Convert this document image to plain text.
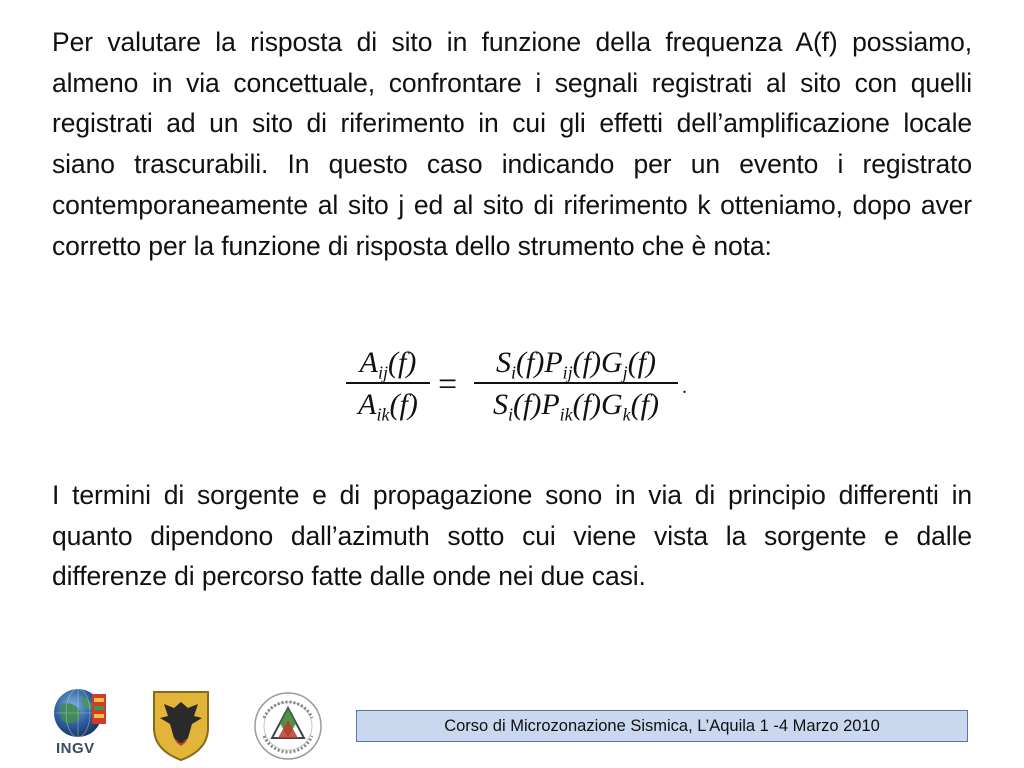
Per valutare la risposta di sito in funzione della frequenza A(f) possiamo, almeno in via concettuale, confrontare i segnali registrati al sito con quelli registrati ad un sito di riferimento in cui gli effetti dell’amplificazione locale siano trascurabili. In questo caso indicando per un evento i registrato contemporaneamente al sito j ed al sito di riferimento k otteniamo, dopo aver corretto per la funzione di risposta dello strumento che è nota:

$A_{ij}(f)$
$A_{ik}(f)$
=
$S_i(f)P_{ij}(f)G_j(f)$
$S_i(f)P_{ik}(f)G_k(f)$
.

I termini di sorgente e di propagazione sono in via di principio differenti in quanto dipendono dall’azimuth sotto cui viene vista la sorgente e dalle differenze di percorso fatte dalle onde nei due casi.

INGV
Corso di Microzonazione Sismica, L’Aquila 1 -4 Marzo 2010
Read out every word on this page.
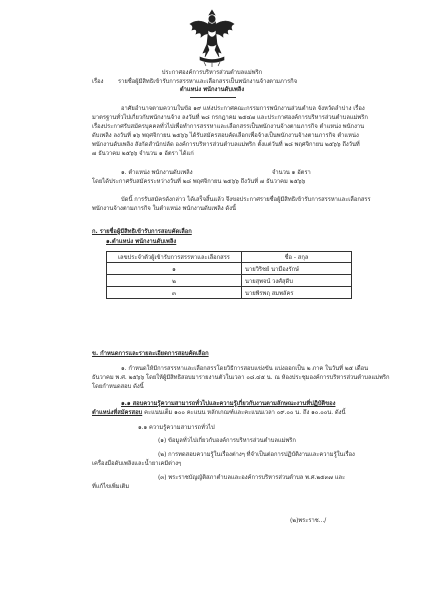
ประกาศองค์การบริหารส่วนตำบลแม่พริก
เรื่อง	รายชื่อผู้มีสิทธิเข้ารับการสรรหาและเลือกสรรเป็นพนักงานจ้างตามภารกิจ
ตำแหน่ง พนักงานดับเพลิง
อาศัยอำนาจตามความในข้อ ๑๙ แห่งประกาศคณะกรรมการพนักงานส่วนตำบล จังหวัดลำปาง เรื่อง
มาตรฐานทั่วไปเกี่ยวกับพนักงานจ้าง ลงวันที่ ๒๘ กรกฎาคม ๒๕๔๗ และประกาศองค์การบริหารส่วนตำบลแม่พริก
เรื่องประกาศรับสมัครบุคคลทั่วไปเพื่อทำการสรรหาและเลือกสรรเป็นพนักงานจ้างตามภารกิจ ตำแหน่ง พนักงาน
ดับเพลิง ลงวันที่ ๑๖ พฤศจิกายน ๒๕๖๖ ได้รับสมัครสอบคัดเลือกเพื่อจ้างเป็นพนักงานจ้างตามภารกิจ ตำแหน่ง
พนักงานดับเพลิง สังกัดสำนักปลัด องค์การบริหารส่วนตำบลแม่พริก ตั้งแต่วันที่ ๒๘ พฤศจิกายน ๒๕๖๖ ถึงวันที่
๗ ธันวาคม ๒๕๖๖ จำนวน ๑ อัตรา ได้แก่
๑. ตำแหน่ง พนักงานดับเพลิง	จำนวน ๑ อัตรา
โดยได้ประกาศรับสมัครระหว่างวันที่ ๒๘ พฤศจิกายน ๒๕๖๖ ถึงวันที่ ๗ ธันวาคม ๒๕๖๖
บัดนี้ การรับสมัครดังกล่าว ได้เสร็จสิ้นแล้ว จึงขอประกาศรายชื่อผู้มีสิทธิเข้ารับการสรรหาและเลือกสรร
พนักงานจ้างตามภารกิจ ในตำแหน่ง พนักงานดับเพลิง ดังนี้
ก. รายชื่อผู้มีสิทธิเข้ารับการสอบคัดเลือก
๑.ตำแหน่ง พนักงานดับเพลิง
เลขประจำตัวผู้เข้ารับการสรรหาและเลือกสรร	ชื่อ - สกุล
๑	นายวิริชย์ นามืองรักษ์
๒	นายสุพจน์ วงศ์สุดีบ
๓	นายพีรพฤ สมพลัคร
ข. กำหนดการและรายละเอียดการสอบคัดเลือก
๑. กำหนดให้มีการสรรหาและเลือกสรรโดยวิธีการสอบแข่งขัน แบ่งออกเป็น ๒ ภาค ในวันที่ ๒๕ เดือน
ธันวาคม พ.ศ. ๒๕๖๖ โดยให้ผู้มีสิทธิสอบมารายงานตัวในเวลา ๐๘.๔๕ น. ณ ห้องประชุมองค์การบริหารส่วนตำบลแม่พริก
โดยกำหนดสอบ ดังนี้
๑.๑ สอบความรู้ความสามารถทั่วไปและความรู้เกี่ยวกับงานตามลักษณะงานที่ปฏิบัติของ
ตำแหน่งที่สมัครสอบ คะแนนเต็ม ๑๐๐ คะแนน หลักเกณฑ์และคะแนนเวลา ๐๙.๐๐ น. ถึง ๑๐.๐๐น. ดังนี้
๑.๑ ความรู้ความสามารถทั่วไป
(๑) ข้อมูลทั่วไปเกี่ยวกับองค์การบริหารส่วนตำบลแม่พริก
(๒) การทดสอบความรู้ในเรื่องต่างๆ ที่จำเป็นต่อการปฏิบัติงานและความรู้ในเรื่อง
เครื่องมือดับเพลิงและน้ำยาเคมีต่างๆ
(๓) พระราชบัญญัติสภาตำบลและองค์การบริหารส่วนตำบล พ.ศ.๒๕๓๗ และ
ที่แก้ไขเพิ่มเติม
(๒)พระราช.../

Exercise: Nothing but the pictures may be dropped; output the records above exactly.

Full output:
Convert this document image to plain text.
Per valutare la risposta di sito in funzione della frequenza A(f) possiamo, almeno in via concettuale, confrontare i segnali registrati al sito con quelli registrati ad un sito di riferimento in cui gli effetti dell’amplificazione locale siano trascurabili. In questo caso indicando per un evento i registrato contemporaneamente al sito j ed al sito di riferimento k otteniamo, dopo aver corretto per la funzione di risposta dello strumento che è nota:

$A_{ij}(f)$
$A_{ik}(f)$
=
$S_i(f)P_{ij}(f)G_j(f)$
$S_i(f)P_{ik}(f)G_k(f)$
.

I termini di sorgente e di propagazione sono in via di principio differenti in quanto dipendono dall’azimuth sotto cui viene vista la sorgente e dalle differenze di percorso fatte dalle onde nei due casi.

INGV
Corso di Microzonazione Sismica, L’Aquila 1 -4 Marzo 2010
Read out every word on this page.
ประกาศองค์การบริหารส่วนตำบลแม่พริก
เรื่อง	รายชื่อผู้มีสิทธิเข้ารับการสรรหาและเลือกสรรเป็นพนักงานจ้างตามภารกิจ
ตำแหน่ง พนักงานดับเพลิง
อาศัยอำนาจตามความในข้อ ๑๙ แห่งประกาศคณะกรรมการพนักงานส่วนตำบล จังหวัดลำปาง เรื่อง
มาตรฐานทั่วไปเกี่ยวกับพนักงานจ้าง ลงวันที่ ๒๘ กรกฎาคม ๒๕๔๗ และประกาศองค์การบริหารส่วนตำบลแม่พริก
เรื่องประกาศรับสมัครบุคคลทั่วไปเพื่อทำการสรรหาและเลือกสรรเป็นพนักงานจ้างตามภารกิจ ตำแหน่ง พนักงาน
ดับเพลิง ลงวันที่ ๑๖ พฤศจิกายน ๒๕๖๖ ได้รับสมัครสอบคัดเลือกเพื่อจ้างเป็นพนักงานจ้างตามภารกิจ ตำแหน่ง
พนักงานดับเพลิง สังกัดสำนักปลัด องค์การบริหารส่วนตำบลแม่พริก ตั้งแต่วันที่ ๒๘ พฤศจิกายน ๒๕๖๖ ถึงวันที่
๗ ธันวาคม ๒๕๖๖ จำนวน ๑ อัตรา ได้แก่
๑. ตำแหน่ง พนักงานดับเพลิง	จำนวน ๑ อัตรา
โดยได้ประกาศรับสมัครระหว่างวันที่ ๒๘ พฤศจิกายน ๒๕๖๖ ถึงวันที่ ๗ ธันวาคม ๒๕๖๖
บัดนี้ การรับสมัครดังกล่าว ได้เสร็จสิ้นแล้ว จึงขอประกาศรายชื่อผู้มีสิทธิเข้ารับการสรรหาและเลือกสรร
พนักงานจ้างตามภารกิจ ในตำแหน่ง พนักงานดับเพลิง ดังนี้
ก. รายชื่อผู้มีสิทธิเข้ารับการสอบคัดเลือก
๑.ตำแหน่ง พนักงานดับเพลิง
เลขประจำตัวผู้เข้ารับการสรรหาและเลือกสรร	ชื่อ - สกุล
๑	นายวิริชย์ นามืองรักษ์
๒	นายสุพจน์ วงศ์สุดีบ
๓	นายพีรพฤ สมพลัคร
ข. กำหนดการและรายละเอียดการสอบคัดเลือก
๑. กำหนดให้มีการสรรหาและเลือกสรรโดยวิธีการสอบแข่งขัน แบ่งออกเป็น ๒ ภาค ในวันที่ ๒๕ เดือน
ธันวาคม พ.ศ. ๒๕๖๖ โดยให้ผู้มีสิทธิสอบมารายงานตัวในเวลา ๐๘.๔๕ น. ณ ห้องประชุมองค์การบริหารส่วนตำบลแม่พริก
โดยกำหนดสอบ ดังนี้
๑.๑ สอบความรู้ความสามารถทั่วไปและความรู้เกี่ยวกับงานตามลักษณะงานที่ปฏิบัติของ
ตำแหน่งที่สมัครสอบ คะแนนเต็ม ๑๐๐ คะแนน หลักเกณฑ์และคะแนนเวลา ๐๙.๐๐ น. ถึง ๑๐.๐๐น. ดังนี้
๑.๑ ความรู้ความสามารถทั่วไป
(๑) ข้อมูลทั่วไปเกี่ยวกับองค์การบริหารส่วนตำบลแม่พริก
(๒) การทดสอบความรู้ในเรื่องต่างๆ ที่จำเป็นต่อการปฏิบัติงานและความรู้ในเรื่อง
เครื่องมือดับเพลิงและน้ำยาเคมีต่างๆ
(๓) พระราชบัญญัติสภาตำบลและองค์การบริหารส่วนตำบล พ.ศ.๒๕๓๗ และ
ที่แก้ไขเพิ่มเติม
(๒)พระราช.../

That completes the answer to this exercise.